Entries supplied:
● ● ● ● ● ● ●
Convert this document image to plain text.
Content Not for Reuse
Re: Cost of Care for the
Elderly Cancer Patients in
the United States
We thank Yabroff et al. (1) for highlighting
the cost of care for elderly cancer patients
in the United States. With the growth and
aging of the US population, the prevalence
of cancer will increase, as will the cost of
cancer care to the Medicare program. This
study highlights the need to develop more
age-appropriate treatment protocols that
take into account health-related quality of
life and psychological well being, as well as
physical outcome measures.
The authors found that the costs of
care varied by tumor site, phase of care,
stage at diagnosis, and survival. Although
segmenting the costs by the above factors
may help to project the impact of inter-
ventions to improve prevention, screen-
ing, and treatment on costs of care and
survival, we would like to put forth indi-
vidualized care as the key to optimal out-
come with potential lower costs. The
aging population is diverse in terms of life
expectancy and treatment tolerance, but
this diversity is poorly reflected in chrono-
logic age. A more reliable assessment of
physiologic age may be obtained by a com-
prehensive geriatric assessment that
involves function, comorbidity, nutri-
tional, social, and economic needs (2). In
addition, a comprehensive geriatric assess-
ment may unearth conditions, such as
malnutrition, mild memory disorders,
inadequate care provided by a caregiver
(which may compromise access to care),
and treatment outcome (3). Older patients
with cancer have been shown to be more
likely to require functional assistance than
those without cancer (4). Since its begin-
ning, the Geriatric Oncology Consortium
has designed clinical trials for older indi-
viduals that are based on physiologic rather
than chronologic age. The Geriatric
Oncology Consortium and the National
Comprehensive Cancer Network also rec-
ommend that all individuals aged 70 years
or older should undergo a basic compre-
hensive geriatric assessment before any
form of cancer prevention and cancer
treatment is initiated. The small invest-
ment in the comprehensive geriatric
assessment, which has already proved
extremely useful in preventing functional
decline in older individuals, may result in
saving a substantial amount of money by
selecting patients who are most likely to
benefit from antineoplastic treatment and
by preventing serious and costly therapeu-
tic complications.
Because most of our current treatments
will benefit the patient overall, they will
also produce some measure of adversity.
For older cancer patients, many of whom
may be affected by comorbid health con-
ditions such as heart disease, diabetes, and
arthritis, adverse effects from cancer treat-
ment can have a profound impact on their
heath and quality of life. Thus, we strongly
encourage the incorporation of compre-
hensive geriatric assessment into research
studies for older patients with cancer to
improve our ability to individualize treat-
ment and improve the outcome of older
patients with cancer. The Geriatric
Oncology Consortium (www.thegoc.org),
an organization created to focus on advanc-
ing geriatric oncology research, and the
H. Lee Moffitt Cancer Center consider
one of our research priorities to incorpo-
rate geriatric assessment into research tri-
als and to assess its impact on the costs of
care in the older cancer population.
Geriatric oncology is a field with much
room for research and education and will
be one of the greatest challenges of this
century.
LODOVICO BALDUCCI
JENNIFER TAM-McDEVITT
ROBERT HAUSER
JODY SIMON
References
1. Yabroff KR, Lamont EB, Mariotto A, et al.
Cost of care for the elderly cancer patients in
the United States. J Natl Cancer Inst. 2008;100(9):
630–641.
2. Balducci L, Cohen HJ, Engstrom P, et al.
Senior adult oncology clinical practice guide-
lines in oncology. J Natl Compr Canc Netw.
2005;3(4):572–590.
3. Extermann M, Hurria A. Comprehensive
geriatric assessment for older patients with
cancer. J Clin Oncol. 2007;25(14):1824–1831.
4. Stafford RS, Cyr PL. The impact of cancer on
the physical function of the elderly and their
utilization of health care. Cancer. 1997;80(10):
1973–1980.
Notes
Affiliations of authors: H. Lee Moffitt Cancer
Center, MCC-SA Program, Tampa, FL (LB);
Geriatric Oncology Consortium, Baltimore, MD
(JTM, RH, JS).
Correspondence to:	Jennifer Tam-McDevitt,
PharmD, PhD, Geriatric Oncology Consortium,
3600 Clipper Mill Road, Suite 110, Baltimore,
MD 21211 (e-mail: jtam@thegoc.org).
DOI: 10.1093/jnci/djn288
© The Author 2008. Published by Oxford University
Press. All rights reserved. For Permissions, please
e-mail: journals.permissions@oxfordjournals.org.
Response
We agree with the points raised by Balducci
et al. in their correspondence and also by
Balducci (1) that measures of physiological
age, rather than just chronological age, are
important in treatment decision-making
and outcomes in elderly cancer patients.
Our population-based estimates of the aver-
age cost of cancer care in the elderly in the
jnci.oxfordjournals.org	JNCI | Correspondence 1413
● ● ● ● ● ● ●
Work order: Using the data above, copy each line that contains "which".

Exercise output:
(which may compromise access to care),
assessment, which has already proved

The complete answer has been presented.